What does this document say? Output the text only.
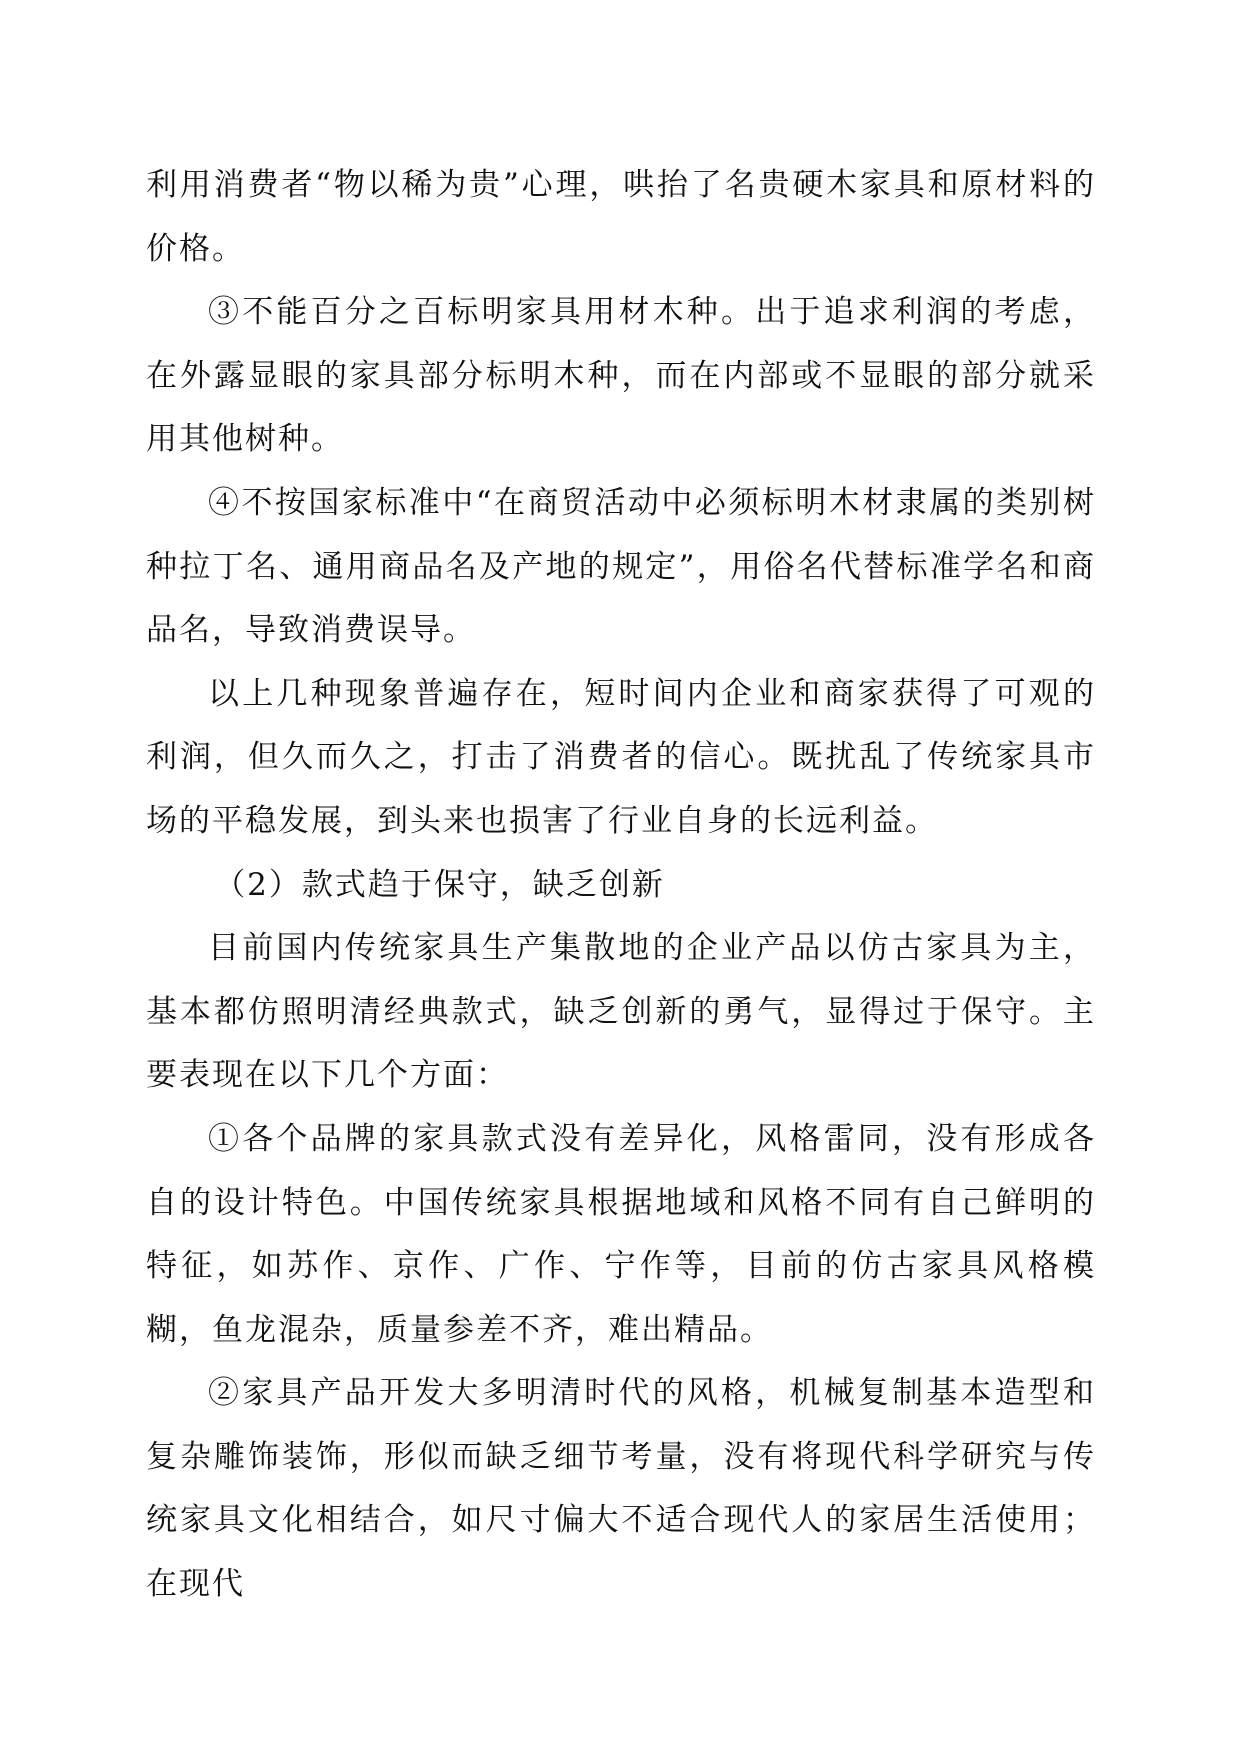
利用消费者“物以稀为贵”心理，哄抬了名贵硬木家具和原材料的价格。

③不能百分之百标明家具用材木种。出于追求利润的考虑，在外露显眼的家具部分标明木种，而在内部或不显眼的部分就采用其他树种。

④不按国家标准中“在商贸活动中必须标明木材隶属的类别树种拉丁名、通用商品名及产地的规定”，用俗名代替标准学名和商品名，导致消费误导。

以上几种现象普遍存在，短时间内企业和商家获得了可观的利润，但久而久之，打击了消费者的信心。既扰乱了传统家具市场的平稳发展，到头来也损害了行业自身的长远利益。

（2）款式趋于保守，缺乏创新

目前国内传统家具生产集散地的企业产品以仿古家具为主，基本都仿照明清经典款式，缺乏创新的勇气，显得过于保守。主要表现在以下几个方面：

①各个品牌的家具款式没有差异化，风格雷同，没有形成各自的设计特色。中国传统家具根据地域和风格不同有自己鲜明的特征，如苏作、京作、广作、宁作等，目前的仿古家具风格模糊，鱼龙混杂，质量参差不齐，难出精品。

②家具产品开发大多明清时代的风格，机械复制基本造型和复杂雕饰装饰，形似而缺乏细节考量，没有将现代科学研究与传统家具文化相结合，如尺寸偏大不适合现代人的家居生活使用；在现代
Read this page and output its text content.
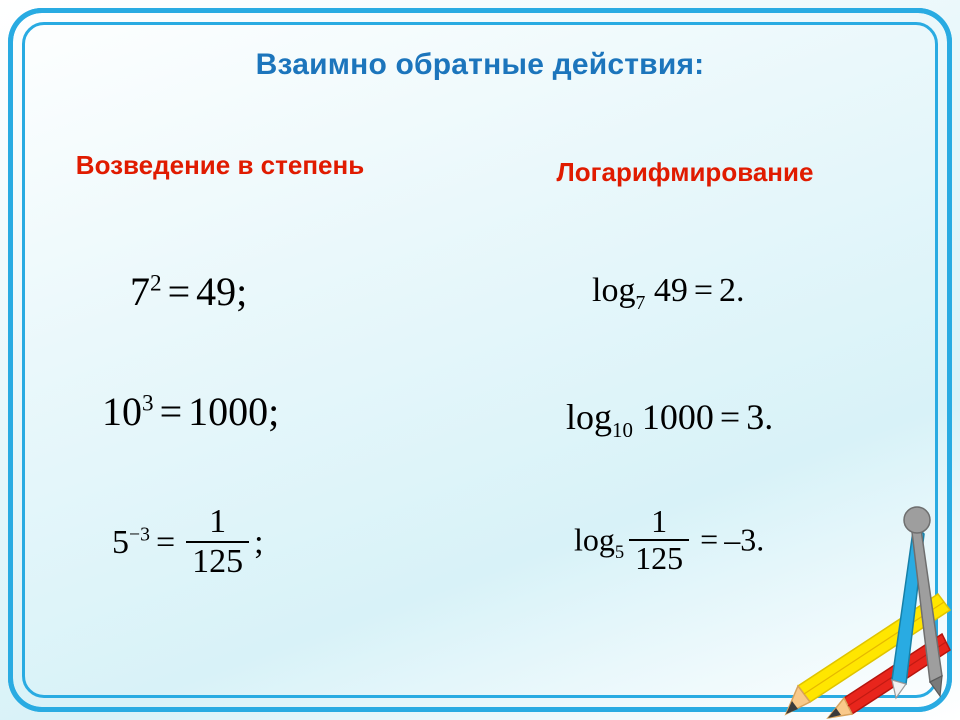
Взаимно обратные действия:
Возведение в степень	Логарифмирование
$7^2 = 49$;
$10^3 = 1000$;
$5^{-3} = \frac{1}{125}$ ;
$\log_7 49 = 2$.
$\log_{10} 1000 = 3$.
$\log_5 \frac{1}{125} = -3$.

==

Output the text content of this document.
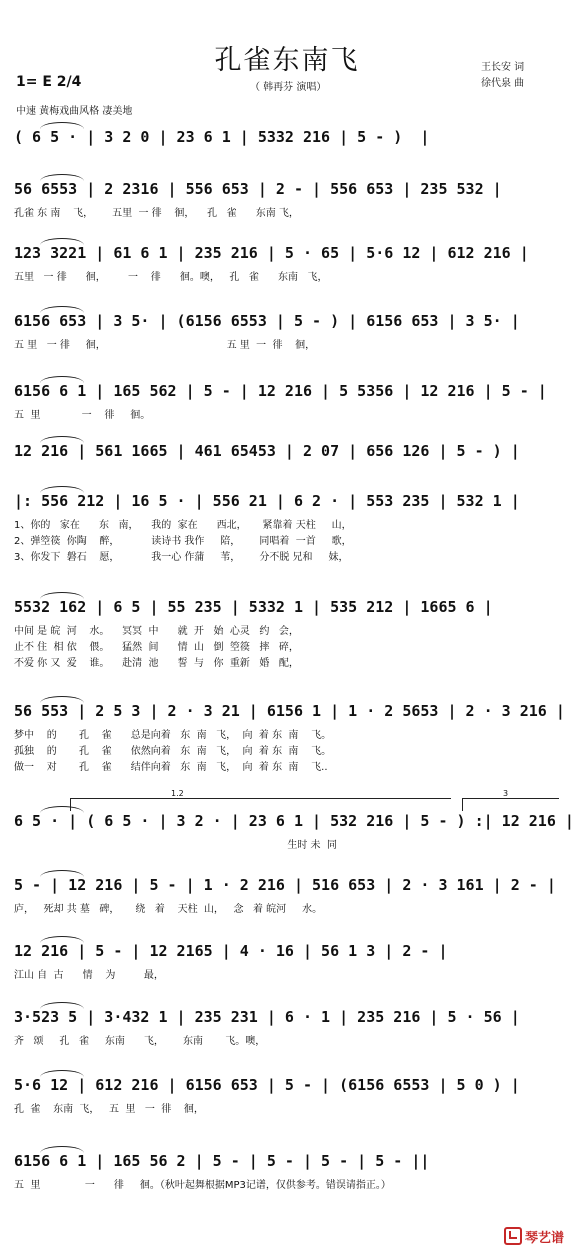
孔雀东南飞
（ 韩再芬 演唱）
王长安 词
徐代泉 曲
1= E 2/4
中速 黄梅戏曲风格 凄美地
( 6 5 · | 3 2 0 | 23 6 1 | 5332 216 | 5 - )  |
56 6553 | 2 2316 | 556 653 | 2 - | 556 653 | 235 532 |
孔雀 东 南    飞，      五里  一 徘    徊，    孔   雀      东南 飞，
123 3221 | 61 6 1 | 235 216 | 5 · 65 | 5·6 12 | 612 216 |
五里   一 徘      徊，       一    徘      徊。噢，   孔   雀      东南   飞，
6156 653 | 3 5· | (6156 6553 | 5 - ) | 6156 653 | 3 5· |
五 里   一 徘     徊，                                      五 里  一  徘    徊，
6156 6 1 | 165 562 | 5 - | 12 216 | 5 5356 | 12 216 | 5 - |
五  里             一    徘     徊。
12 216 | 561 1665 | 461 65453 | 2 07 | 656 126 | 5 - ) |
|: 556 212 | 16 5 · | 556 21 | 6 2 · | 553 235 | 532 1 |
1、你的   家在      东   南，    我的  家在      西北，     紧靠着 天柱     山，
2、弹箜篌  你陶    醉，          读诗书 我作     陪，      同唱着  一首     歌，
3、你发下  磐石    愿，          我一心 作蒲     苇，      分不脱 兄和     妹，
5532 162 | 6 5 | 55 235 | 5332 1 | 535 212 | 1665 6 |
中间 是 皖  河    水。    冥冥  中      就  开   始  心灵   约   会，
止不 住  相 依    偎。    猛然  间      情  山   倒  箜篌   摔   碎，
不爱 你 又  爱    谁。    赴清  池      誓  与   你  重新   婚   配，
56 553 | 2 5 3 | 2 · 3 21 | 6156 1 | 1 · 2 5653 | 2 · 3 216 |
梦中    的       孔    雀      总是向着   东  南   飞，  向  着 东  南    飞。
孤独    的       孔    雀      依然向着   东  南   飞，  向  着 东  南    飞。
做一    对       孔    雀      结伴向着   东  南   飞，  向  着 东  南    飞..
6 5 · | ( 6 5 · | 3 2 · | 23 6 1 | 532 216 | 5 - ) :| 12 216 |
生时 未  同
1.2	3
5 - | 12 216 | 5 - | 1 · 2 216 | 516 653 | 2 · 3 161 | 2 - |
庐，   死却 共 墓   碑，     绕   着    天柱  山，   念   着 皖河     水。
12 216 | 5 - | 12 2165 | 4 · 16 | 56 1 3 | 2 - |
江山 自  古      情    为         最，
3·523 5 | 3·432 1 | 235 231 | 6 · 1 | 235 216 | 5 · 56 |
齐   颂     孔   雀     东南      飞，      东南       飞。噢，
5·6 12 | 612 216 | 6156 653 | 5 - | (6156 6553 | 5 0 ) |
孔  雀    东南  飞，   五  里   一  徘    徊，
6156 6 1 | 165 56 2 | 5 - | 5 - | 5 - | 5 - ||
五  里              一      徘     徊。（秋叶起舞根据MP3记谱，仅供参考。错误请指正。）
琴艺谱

### Written exercise
From the listing above, copy every line that holds the string "text".

### Answer
What does this document say? Output the text only.
Read this page and output its text content.
Output the text content of this document.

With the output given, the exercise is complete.